[Stored items]
[BEGIN]

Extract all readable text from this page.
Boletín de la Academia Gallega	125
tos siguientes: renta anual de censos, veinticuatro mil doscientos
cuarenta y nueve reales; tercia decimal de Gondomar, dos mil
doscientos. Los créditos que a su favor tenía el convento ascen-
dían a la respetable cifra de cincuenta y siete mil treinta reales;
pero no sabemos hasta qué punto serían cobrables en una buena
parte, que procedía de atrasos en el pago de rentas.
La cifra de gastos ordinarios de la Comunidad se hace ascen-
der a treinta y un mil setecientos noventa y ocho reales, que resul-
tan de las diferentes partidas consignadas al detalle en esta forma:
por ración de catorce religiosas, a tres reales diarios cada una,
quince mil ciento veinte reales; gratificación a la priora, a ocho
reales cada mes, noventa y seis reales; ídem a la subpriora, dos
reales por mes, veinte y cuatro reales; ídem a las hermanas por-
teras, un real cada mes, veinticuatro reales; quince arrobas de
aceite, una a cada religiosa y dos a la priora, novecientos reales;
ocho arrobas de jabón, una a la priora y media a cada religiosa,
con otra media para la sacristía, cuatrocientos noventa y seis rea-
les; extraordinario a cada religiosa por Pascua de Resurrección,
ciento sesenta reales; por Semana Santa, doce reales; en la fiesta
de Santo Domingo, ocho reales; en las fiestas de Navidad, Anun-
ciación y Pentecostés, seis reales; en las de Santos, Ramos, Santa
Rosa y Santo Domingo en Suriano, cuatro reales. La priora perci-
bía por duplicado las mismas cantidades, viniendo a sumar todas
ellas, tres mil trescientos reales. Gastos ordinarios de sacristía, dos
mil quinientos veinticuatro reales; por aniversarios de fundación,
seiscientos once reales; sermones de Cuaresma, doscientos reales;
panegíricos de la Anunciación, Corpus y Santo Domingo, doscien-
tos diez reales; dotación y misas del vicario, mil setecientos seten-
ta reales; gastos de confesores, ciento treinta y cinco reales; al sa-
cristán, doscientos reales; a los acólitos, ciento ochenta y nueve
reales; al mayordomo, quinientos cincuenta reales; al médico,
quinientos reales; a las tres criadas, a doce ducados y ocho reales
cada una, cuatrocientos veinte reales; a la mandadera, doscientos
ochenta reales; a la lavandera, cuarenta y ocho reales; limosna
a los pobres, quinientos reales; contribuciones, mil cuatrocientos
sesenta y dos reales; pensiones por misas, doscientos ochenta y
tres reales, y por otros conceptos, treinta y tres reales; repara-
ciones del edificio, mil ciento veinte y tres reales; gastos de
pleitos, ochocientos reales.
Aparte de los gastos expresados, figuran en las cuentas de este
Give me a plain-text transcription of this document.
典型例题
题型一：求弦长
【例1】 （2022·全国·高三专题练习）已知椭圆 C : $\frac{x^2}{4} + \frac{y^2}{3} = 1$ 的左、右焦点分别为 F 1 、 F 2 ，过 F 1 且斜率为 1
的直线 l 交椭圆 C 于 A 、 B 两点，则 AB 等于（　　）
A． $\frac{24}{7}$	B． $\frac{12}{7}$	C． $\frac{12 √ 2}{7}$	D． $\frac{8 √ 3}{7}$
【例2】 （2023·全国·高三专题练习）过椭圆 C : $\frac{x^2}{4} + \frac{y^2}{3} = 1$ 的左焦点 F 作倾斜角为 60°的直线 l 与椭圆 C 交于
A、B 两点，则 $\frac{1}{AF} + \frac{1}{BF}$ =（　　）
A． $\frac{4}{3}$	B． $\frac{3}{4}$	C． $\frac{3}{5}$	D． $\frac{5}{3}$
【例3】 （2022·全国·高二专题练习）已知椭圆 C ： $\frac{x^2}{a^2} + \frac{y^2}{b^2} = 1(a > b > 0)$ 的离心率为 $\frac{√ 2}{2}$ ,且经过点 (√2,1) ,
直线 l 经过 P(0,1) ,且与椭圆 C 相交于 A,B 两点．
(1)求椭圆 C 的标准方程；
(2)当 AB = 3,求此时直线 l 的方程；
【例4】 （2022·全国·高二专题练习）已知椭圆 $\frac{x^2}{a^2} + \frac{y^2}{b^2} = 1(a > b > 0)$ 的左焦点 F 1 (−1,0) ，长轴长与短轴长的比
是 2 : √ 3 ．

[END]

**WHAT TO WORK ON:**
From the listing above, extract every line exactly as it stands.

**TASK ANSWER:**
Extract all readable text from this page.
Boletín de la Academia Gallega	125
tos siguientes: renta anual de censos, veinticuatro mil doscientos
cuarenta y nueve reales; tercia decimal de Gondomar, dos mil
doscientos. Los créditos que a su favor tenía el convento ascen-
dían a la respetable cifra de cincuenta y siete mil treinta reales;
pero no sabemos hasta qué punto serían cobrables en una buena
parte, que procedía de atrasos en el pago de rentas.
La cifra de gastos ordinarios de la Comunidad se hace ascen-
der a treinta y un mil setecientos noventa y ocho reales, que resul-
tan de las diferentes partidas consignadas al detalle en esta forma:
por ración de catorce religiosas, a tres reales diarios cada una,
quince mil ciento veinte reales; gratificación a la priora, a ocho
reales cada mes, noventa y seis reales; ídem a la subpriora, dos
reales por mes, veinte y cuatro reales; ídem a las hermanas por-
teras, un real cada mes, veinticuatro reales; quince arrobas de
aceite, una a cada religiosa y dos a la priora, novecientos reales;
ocho arrobas de jabón, una a la priora y media a cada religiosa,
con otra media para la sacristía, cuatrocientos noventa y seis rea-
les; extraordinario a cada religiosa por Pascua de Resurrección,
ciento sesenta reales; por Semana Santa, doce reales; en la fiesta
de Santo Domingo, ocho reales; en las fiestas de Navidad, Anun-
ciación y Pentecostés, seis reales; en las de Santos, Ramos, Santa
Rosa y Santo Domingo en Suriano, cuatro reales. La priora perci-
bía por duplicado las mismas cantidades, viniendo a sumar todas
ellas, tres mil trescientos reales. Gastos ordinarios de sacristía, dos
mil quinientos veinticuatro reales; por aniversarios de fundación,
seiscientos once reales; sermones de Cuaresma, doscientos reales;
panegíricos de la Anunciación, Corpus y Santo Domingo, doscien-
tos diez reales; dotación y misas del vicario, mil setecientos seten-
ta reales; gastos de confesores, ciento treinta y cinco reales; al sa-
cristán, doscientos reales; a los acólitos, ciento ochenta y nueve
reales; al mayordomo, quinientos cincuenta reales; al médico,
quinientos reales; a las tres criadas, a doce ducados y ocho reales
cada una, cuatrocientos veinte reales; a la mandadera, doscientos
ochenta reales; a la lavandera, cuarenta y ocho reales; limosna
a los pobres, quinientos reales; contribuciones, mil cuatrocientos
sesenta y dos reales; pensiones por misas, doscientos ochenta y
tres reales, y por otros conceptos, treinta y tres reales; repara-
ciones del edificio, mil ciento veinte y tres reales; gastos de
pleitos, ochocientos reales.
Aparte de los gastos expresados, figuran en las cuentas de este
Give me a plain-text transcription of this document.
典型例题
题型一：求弦长
【例1】 （2022·全国·高三专题练习）已知椭圆 C : $\frac{x^2}{4} + \frac{y^2}{3} = 1$ 的左、右焦点分别为 F 1 、 F 2 ，过 F 1 且斜率为 1
的直线 l 交椭圆 C 于 A 、 B 两点，则 AB 等于（　　）
A． $\frac{24}{7}$	B． $\frac{12}{7}$	C． $\frac{12 √ 2}{7}$	D． $\frac{8 √ 3}{7}$
【例2】 （2023·全国·高三专题练习）过椭圆 C : $\frac{x^2}{4} + \frac{y^2}{3} = 1$ 的左焦点 F 作倾斜角为 60°的直线 l 与椭圆 C 交于
A、B 两点，则 $\frac{1}{AF} + \frac{1}{BF}$ =（　　）
A． $\frac{4}{3}$	B． $\frac{3}{4}$	C． $\frac{3}{5}$	D． $\frac{5}{3}$
【例3】 （2022·全国·高二专题练习）已知椭圆 C ： $\frac{x^2}{a^2} + \frac{y^2}{b^2} = 1(a > b > 0)$ 的离心率为 $\frac{√ 2}{2}$ ,且经过点 (√2,1) ,
直线 l 经过 P(0,1) ,且与椭圆 C 相交于 A,B 两点．
(1)求椭圆 C 的标准方程；
(2)当 AB = 3,求此时直线 l 的方程；
【例4】 （2022·全国·高二专题练习）已知椭圆 $\frac{x^2}{a^2} + \frac{y^2}{b^2} = 1(a > b > 0)$ 的左焦点 F 1 (−1,0) ，长轴长与短轴长的比
是 2 : √ 3 ．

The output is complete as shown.